Problem to work on :: Reproduce the records below in full and without edits, omitting images.
•••••
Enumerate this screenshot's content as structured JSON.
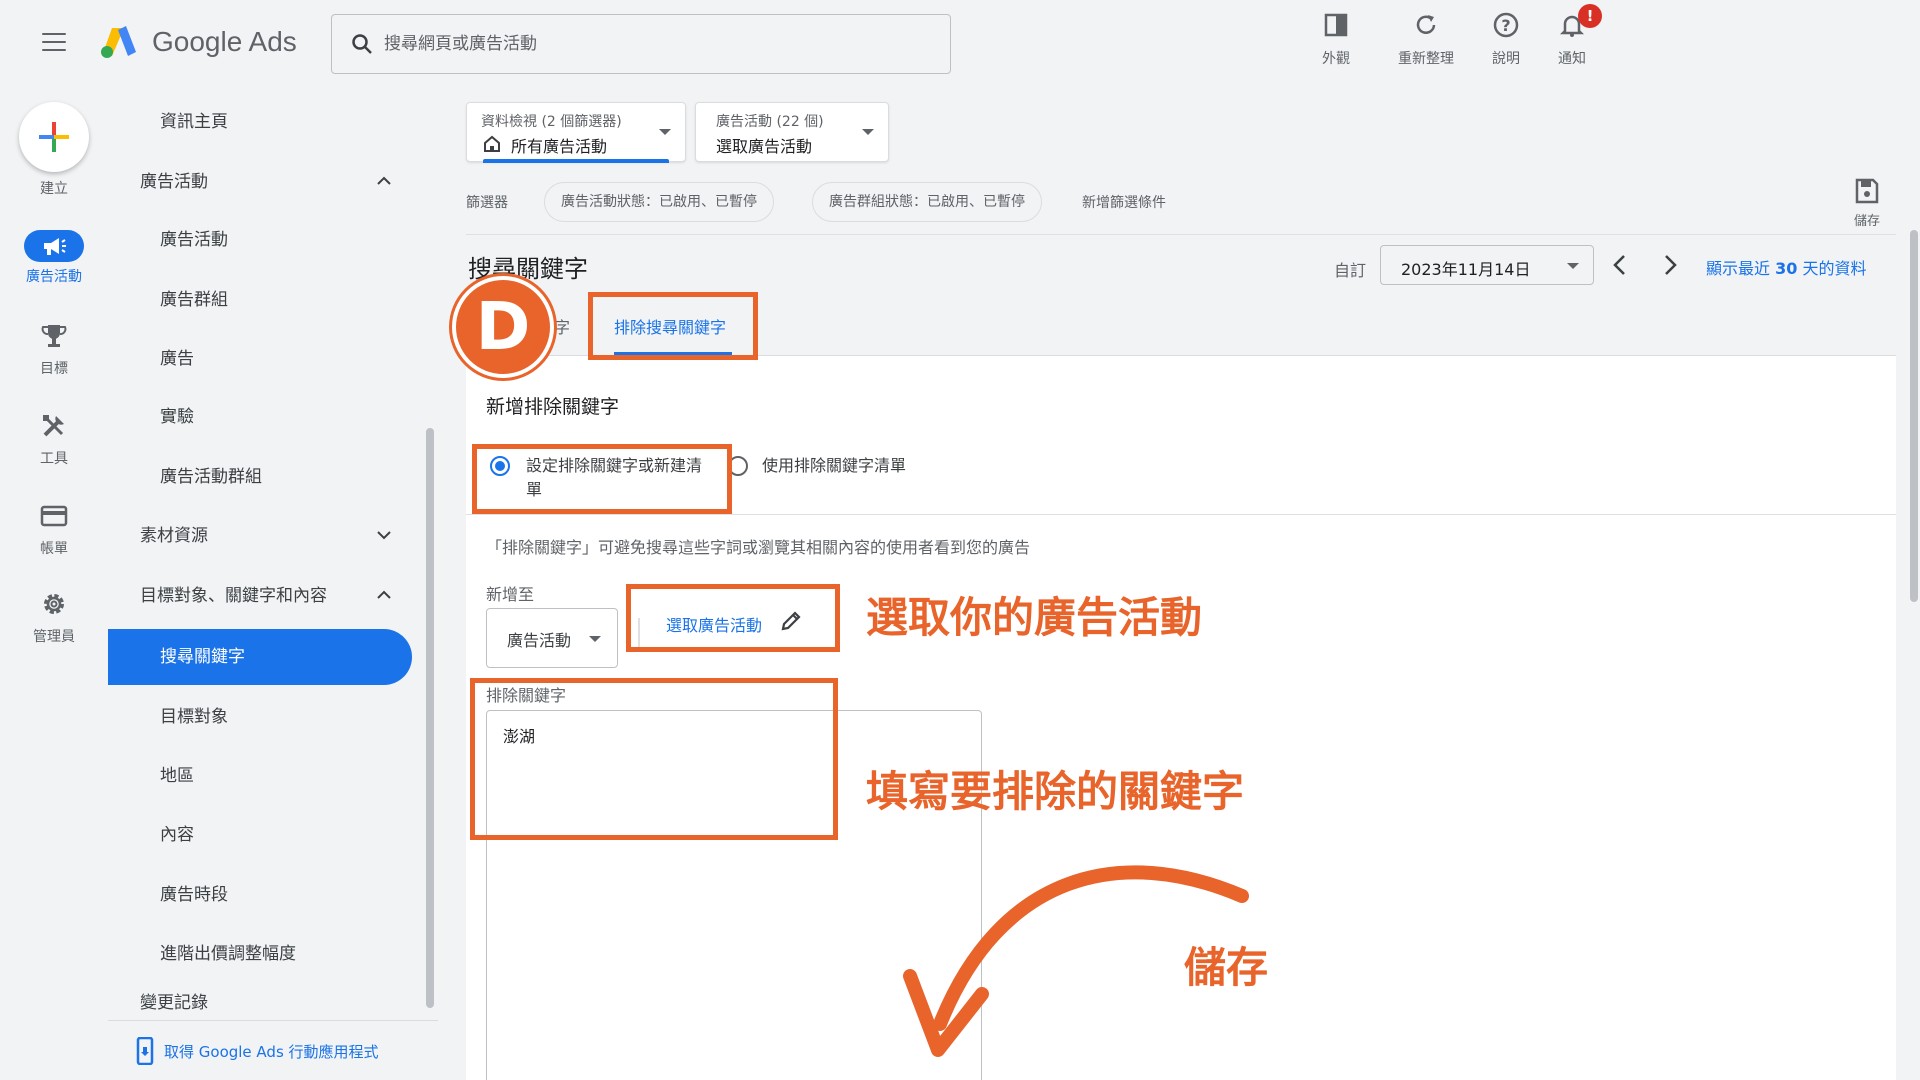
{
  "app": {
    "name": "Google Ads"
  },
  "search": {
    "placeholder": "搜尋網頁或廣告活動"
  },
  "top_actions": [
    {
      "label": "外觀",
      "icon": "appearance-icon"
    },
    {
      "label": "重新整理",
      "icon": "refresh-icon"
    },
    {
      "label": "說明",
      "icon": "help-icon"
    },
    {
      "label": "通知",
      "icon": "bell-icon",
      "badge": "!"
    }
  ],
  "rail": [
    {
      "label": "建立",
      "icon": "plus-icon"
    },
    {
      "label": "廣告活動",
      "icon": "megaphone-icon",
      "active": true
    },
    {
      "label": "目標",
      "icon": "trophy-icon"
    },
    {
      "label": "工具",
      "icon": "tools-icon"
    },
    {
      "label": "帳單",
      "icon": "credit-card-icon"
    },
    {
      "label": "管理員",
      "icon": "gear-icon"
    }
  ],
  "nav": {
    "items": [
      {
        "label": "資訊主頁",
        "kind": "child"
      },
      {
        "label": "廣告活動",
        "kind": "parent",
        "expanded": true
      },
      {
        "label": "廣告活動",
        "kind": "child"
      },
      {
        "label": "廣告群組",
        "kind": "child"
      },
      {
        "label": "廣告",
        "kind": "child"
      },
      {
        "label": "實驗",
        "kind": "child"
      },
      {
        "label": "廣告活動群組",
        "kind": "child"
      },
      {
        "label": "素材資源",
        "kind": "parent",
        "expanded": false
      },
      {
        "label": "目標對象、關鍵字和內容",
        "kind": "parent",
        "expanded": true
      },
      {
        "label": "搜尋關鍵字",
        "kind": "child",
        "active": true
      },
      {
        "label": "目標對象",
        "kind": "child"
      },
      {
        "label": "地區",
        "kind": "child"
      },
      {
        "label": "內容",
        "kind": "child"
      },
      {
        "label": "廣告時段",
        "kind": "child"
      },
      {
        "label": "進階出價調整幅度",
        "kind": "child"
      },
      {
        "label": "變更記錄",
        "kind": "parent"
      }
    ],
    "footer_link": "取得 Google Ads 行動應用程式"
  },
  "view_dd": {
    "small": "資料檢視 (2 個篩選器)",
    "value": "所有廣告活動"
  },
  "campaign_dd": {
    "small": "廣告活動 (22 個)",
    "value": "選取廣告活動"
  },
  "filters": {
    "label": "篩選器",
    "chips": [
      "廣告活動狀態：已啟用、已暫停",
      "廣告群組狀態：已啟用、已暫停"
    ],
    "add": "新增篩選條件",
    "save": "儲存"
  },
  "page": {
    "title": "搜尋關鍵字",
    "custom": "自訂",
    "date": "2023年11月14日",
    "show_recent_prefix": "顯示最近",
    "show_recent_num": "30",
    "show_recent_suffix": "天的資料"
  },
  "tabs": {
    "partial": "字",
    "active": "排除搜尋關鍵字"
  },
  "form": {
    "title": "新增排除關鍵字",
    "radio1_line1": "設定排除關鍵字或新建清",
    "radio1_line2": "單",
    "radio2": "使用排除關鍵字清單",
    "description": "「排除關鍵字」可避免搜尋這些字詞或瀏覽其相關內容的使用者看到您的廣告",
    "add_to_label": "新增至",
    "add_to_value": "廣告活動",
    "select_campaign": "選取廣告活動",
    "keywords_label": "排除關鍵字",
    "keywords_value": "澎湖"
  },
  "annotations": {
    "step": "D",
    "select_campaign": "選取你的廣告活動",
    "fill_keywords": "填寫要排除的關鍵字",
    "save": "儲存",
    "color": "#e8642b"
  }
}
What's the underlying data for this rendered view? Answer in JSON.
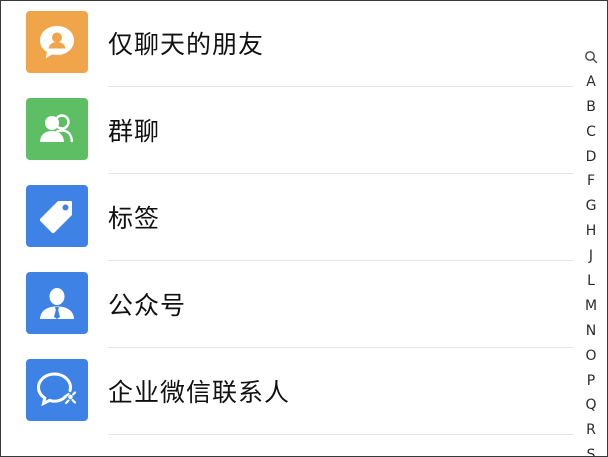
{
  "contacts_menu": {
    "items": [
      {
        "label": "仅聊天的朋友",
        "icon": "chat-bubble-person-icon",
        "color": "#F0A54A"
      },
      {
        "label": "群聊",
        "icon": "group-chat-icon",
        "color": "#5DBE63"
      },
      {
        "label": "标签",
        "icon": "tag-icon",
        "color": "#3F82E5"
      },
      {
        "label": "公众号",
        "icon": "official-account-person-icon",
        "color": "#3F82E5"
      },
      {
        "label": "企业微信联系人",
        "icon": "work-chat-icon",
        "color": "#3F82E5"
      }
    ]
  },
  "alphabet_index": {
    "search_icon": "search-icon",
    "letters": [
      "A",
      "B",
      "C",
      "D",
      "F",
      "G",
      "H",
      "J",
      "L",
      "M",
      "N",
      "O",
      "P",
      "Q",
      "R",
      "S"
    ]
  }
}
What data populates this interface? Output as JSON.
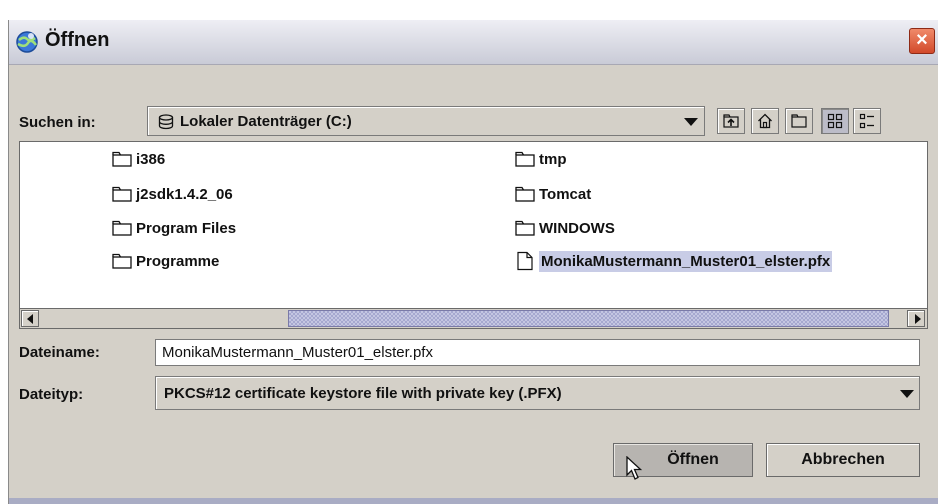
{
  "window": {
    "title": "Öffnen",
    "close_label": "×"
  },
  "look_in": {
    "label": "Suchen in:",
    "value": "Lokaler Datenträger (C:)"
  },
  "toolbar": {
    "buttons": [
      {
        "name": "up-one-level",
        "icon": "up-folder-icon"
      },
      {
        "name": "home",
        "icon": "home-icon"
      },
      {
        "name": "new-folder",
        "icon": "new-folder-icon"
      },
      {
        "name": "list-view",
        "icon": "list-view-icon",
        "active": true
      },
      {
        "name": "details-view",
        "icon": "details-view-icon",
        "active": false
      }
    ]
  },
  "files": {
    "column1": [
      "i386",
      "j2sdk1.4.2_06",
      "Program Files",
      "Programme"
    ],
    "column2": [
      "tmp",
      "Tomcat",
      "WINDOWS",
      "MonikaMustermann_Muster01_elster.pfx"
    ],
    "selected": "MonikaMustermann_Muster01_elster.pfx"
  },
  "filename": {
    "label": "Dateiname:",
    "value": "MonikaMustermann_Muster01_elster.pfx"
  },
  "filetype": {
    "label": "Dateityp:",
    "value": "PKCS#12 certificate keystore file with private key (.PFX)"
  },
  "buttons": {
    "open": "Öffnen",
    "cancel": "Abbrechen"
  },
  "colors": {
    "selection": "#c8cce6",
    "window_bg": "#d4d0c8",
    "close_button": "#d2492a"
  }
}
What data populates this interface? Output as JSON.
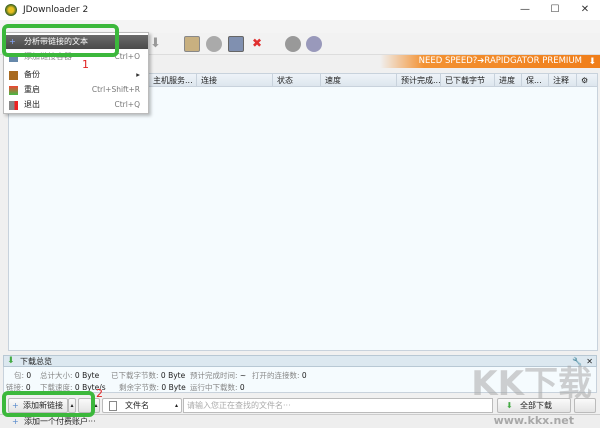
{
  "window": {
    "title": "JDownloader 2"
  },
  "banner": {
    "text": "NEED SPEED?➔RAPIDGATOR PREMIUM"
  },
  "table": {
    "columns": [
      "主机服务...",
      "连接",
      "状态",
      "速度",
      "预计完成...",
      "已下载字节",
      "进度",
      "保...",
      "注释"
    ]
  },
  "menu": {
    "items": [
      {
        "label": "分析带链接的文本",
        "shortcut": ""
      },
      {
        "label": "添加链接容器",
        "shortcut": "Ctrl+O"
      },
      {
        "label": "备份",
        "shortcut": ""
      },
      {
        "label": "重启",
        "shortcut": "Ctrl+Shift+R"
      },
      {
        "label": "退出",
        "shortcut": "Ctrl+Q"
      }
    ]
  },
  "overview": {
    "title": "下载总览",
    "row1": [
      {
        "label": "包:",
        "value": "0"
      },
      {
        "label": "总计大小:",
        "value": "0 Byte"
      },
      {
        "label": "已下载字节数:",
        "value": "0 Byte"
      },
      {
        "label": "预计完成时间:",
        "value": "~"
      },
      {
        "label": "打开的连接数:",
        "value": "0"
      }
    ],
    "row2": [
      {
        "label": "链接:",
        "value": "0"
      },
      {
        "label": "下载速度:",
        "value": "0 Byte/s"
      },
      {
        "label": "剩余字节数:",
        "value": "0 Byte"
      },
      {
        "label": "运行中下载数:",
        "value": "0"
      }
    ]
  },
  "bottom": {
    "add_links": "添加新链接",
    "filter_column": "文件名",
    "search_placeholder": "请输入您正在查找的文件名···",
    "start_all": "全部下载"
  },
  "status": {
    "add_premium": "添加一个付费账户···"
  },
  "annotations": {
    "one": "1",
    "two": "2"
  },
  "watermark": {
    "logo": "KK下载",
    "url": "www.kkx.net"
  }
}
•••••
Reply ::
Enumerate this screenshot's content as structured JSON.
{
  "app": {
    "name": "Google Ads"
  },
  "search": {
    "placeholder": "搜尋網頁或廣告活動"
  },
  "top_actions": [
    {
      "label": "外觀",
      "icon": "appearance-icon"
    },
    {
      "label": "重新整理",
      "icon": "refresh-icon"
    },
    {
      "label": "說明",
      "icon": "help-icon"
    },
    {
      "label": "通知",
      "icon": "bell-icon",
      "badge": "!"
    }
  ],
  "rail": [
    {
      "label": "建立",
      "icon": "plus-icon"
    },
    {
      "label": "廣告活動",
      "icon": "megaphone-icon",
      "active": true
    },
    {
      "label": "目標",
      "icon": "trophy-icon"
    },
    {
      "label": "工具",
      "icon": "tools-icon"
    },
    {
      "label": "帳單",
      "icon": "credit-card-icon"
    },
    {
      "label": "管理員",
      "icon": "gear-icon"
    }
  ],
  "nav": {
    "items": [
      {
        "label": "資訊主頁",
        "kind": "child"
      },
      {
        "label": "廣告活動",
        "kind": "parent",
        "expanded": true
      },
      {
        "label": "廣告活動",
        "kind": "child"
      },
      {
        "label": "廣告群組",
        "kind": "child"
      },
      {
        "label": "廣告",
        "kind": "child"
      },
      {
        "label": "實驗",
        "kind": "child"
      },
      {
        "label": "廣告活動群組",
        "kind": "child"
      },
      {
        "label": "素材資源",
        "kind": "parent",
        "expanded": false
      },
      {
        "label": "目標對象、關鍵字和內容",
        "kind": "parent",
        "expanded": true
      },
      {
        "label": "搜尋關鍵字",
        "kind": "child",
        "active": true
      },
      {
        "label": "目標對象",
        "kind": "child"
      },
      {
        "label": "地區",
        "kind": "child"
      },
      {
        "label": "內容",
        "kind": "child"
      },
      {
        "label": "廣告時段",
        "kind": "child"
      },
      {
        "label": "進階出價調整幅度",
        "kind": "child"
      },
      {
        "label": "變更記錄",
        "kind": "parent"
      }
    ],
    "footer_link": "取得 Google Ads 行動應用程式"
  },
  "view_dd": {
    "small": "資料檢視 (2 個篩選器)",
    "value": "所有廣告活動"
  },
  "campaign_dd": {
    "small": "廣告活動 (22 個)",
    "value": "選取廣告活動"
  },
  "filters": {
    "label": "篩選器",
    "chips": [
      "廣告活動狀態：已啟用、已暫停",
      "廣告群組狀態：已啟用、已暫停"
    ],
    "add": "新增篩選條件",
    "save": "儲存"
  },
  "page": {
    "title": "搜尋關鍵字",
    "custom": "自訂",
    "date": "2023年11月14日",
    "show_recent_prefix": "顯示最近",
    "show_recent_num": "30",
    "show_recent_suffix": "天的資料"
  },
  "tabs": {
    "partial": "字",
    "active": "排除搜尋關鍵字"
  },
  "form": {
    "title": "新增排除關鍵字",
    "radio1_line1": "設定排除關鍵字或新建清",
    "radio1_line2": "單",
    "radio2": "使用排除關鍵字清單",
    "description": "「排除關鍵字」可避免搜尋這些字詞或瀏覽其相關內容的使用者看到您的廣告",
    "add_to_label": "新增至",
    "add_to_value": "廣告活動",
    "select_campaign": "選取廣告活動",
    "keywords_label": "排除關鍵字",
    "keywords_value": "澎湖"
  },
  "annotations": {
    "step": "D",
    "select_campaign": "選取你的廣告活動",
    "fill_keywords": "填寫要排除的關鍵字",
    "save": "儲存",
    "color": "#e8642b"
  }
}
What's the underlying data for this rendered view? Answer in JSON.
{
  "contacts_menu": {
    "items": [
      {
        "label": "仅聊天的朋友",
        "icon": "chat-bubble-person-icon",
        "color": "#F0A54A"
      },
      {
        "label": "群聊",
        "icon": "group-chat-icon",
        "color": "#5DBE63"
      },
      {
        "label": "标签",
        "icon": "tag-icon",
        "color": "#3F82E5"
      },
      {
        "label": "公众号",
        "icon": "official-account-person-icon",
        "color": "#3F82E5"
      },
      {
        "label": "企业微信联系人",
        "icon": "work-chat-icon",
        "color": "#3F82E5"
      }
    ]
  },
  "alphabet_index": {
    "search_icon": "search-icon",
    "letters": [
      "A",
      "B",
      "C",
      "D",
      "F",
      "G",
      "H",
      "J",
      "L",
      "M",
      "N",
      "O",
      "P",
      "Q",
      "R",
      "S"
    ]
  }
}
What data populates this interface? Output as JSON.
{
  "window": {
    "title": "Öffnen",
    "close_label": "×"
  },
  "look_in": {
    "label": "Suchen in:",
    "value": "Lokaler Datenträger (C:)"
  },
  "toolbar": {
    "buttons": [
      {
        "name": "up-one-level",
        "icon": "up-folder-icon"
      },
      {
        "name": "home",
        "icon": "home-icon"
      },
      {
        "name": "new-folder",
        "icon": "new-folder-icon"
      },
      {
        "name": "list-view",
        "icon": "list-view-icon",
        "active": true
      },
      {
        "name": "details-view",
        "icon": "details-view-icon",
        "active": false
      }
    ]
  },
  "files": {
    "column1": [
      "i386",
      "j2sdk1.4.2_06",
      "Program Files",
      "Programme"
    ],
    "column2": [
      "tmp",
      "Tomcat",
      "WINDOWS",
      "MonikaMustermann_Muster01_elster.pfx"
    ],
    "selected": "MonikaMustermann_Muster01_elster.pfx"
  },
  "filename": {
    "label": "Dateiname:",
    "value": "MonikaMustermann_Muster01_elster.pfx"
  },
  "filetype": {
    "label": "Dateityp:",
    "value": "PKCS#12 certificate keystore file with private key (.PFX)"
  },
  "buttons": {
    "open": "Öffnen",
    "cancel": "Abbrechen"
  },
  "colors": {
    "selection": "#c8cce6",
    "window_bg": "#d4d0c8",
    "close_button": "#d2492a"
  }
}
What data populates this interface? Output as JSON.
{
  "window": {
    "title": "JDownloader 2"
  },
  "banner": {
    "text": "NEED SPEED?➔RAPIDGATOR PREMIUM"
  },
  "table": {
    "columns": [
      "主机服务...",
      "连接",
      "状态",
      "速度",
      "预计完成...",
      "已下载字节",
      "进度",
      "保...",
      "注释"
    ]
  },
  "menu": {
    "items": [
      {
        "label": "分析带链接的文本",
        "shortcut": ""
      },
      {
        "label": "添加链接容器",
        "shortcut": "Ctrl+O"
      },
      {
        "label": "备份",
        "shortcut": ""
      },
      {
        "label": "重启",
        "shortcut": "Ctrl+Shift+R"
      },
      {
        "label": "退出",
        "shortcut": "Ctrl+Q"
      }
    ]
  },
  "overview": {
    "title": "下载总览",
    "row1": [
      {
        "label": "包:",
        "value": "0"
      },
      {
        "label": "总计大小:",
        "value": "0 Byte"
      },
      {
        "label": "已下载字节数:",
        "value": "0 Byte"
      },
      {
        "label": "预计完成时间:",
        "value": "~"
      },
      {
        "label": "打开的连接数:",
        "value": "0"
      }
    ],
    "row2": [
      {
        "label": "链接:",
        "value": "0"
      },
      {
        "label": "下载速度:",
        "value": "0 Byte/s"
      },
      {
        "label": "剩余字节数:",
        "value": "0 Byte"
      },
      {
        "label": "运行中下载数:",
        "value": "0"
      }
    ]
  },
  "bottom": {
    "add_links": "添加新链接",
    "filter_column": "文件名",
    "search_placeholder": "请输入您正在查找的文件名···",
    "start_all": "全部下载"
  },
  "status": {
    "add_premium": "添加一个付费账户···"
  },
  "annotations": {
    "one": "1",
    "two": "2"
  },
  "watermark": {
    "logo": "KK下载",
    "url": "www.kkx.net"
  }
}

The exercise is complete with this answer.